### Task directions
Scan the entries below for the word "image". Copy each line that has it.

### Records shown
* START *

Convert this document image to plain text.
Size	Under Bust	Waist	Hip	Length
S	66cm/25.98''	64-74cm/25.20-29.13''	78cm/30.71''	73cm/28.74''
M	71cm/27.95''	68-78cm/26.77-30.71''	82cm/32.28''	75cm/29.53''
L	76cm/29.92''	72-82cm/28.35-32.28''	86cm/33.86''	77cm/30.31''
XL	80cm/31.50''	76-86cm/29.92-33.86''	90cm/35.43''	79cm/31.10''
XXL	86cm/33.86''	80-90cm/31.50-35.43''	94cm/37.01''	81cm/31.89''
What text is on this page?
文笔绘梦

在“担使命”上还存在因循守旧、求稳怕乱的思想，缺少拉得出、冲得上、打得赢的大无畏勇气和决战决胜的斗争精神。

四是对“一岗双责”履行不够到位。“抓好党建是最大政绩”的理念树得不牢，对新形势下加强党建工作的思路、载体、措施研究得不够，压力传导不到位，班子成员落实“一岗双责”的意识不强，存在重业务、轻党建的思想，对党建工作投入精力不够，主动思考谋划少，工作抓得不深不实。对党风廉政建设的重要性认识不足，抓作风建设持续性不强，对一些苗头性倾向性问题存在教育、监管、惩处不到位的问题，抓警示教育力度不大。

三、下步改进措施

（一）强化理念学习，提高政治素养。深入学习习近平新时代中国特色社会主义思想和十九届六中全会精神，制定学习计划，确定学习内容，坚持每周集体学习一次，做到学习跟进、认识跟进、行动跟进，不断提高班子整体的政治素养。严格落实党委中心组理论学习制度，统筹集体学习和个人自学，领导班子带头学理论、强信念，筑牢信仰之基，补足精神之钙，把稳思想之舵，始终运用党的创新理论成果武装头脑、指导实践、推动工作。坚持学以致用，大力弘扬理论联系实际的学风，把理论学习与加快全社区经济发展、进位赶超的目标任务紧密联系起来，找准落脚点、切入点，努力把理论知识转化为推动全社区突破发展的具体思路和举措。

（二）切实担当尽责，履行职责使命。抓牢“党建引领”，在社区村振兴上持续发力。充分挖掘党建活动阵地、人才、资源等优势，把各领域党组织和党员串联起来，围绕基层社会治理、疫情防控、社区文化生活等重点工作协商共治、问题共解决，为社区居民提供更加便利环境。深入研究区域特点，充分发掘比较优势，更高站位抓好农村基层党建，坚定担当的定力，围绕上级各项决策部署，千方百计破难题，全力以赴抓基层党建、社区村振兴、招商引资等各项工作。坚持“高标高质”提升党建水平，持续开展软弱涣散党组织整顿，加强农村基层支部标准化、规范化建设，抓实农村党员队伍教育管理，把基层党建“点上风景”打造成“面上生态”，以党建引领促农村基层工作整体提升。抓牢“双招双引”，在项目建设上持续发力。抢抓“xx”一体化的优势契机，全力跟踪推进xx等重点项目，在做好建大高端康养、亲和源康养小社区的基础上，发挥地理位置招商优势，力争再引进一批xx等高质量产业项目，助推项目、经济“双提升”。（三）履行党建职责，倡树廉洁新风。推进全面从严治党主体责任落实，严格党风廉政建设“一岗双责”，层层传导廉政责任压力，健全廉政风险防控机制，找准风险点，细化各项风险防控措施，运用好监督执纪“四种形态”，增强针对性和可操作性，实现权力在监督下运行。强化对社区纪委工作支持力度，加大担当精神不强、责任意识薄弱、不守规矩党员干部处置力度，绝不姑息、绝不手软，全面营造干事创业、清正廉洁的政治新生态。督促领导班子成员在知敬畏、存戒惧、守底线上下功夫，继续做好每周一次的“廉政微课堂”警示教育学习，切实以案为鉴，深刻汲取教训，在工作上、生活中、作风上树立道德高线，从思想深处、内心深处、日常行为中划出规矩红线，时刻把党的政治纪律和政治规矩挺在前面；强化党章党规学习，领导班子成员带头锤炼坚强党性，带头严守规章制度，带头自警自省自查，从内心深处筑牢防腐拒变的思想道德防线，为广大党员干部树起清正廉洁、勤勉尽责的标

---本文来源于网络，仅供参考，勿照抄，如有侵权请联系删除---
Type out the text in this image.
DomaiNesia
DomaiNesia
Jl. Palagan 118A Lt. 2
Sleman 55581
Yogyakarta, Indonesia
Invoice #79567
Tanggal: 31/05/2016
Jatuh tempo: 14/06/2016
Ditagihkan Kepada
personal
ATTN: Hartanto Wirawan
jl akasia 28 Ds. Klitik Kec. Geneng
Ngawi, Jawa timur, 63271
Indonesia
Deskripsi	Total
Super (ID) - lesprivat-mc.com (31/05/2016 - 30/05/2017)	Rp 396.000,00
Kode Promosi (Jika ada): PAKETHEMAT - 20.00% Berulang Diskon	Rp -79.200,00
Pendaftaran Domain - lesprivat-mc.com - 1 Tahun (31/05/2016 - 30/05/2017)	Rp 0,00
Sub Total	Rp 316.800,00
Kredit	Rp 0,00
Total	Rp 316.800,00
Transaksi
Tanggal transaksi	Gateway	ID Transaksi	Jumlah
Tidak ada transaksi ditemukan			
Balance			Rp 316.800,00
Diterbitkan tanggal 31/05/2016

* END *

### Written response
Convert this document image to plain text.
Type out the text in this image.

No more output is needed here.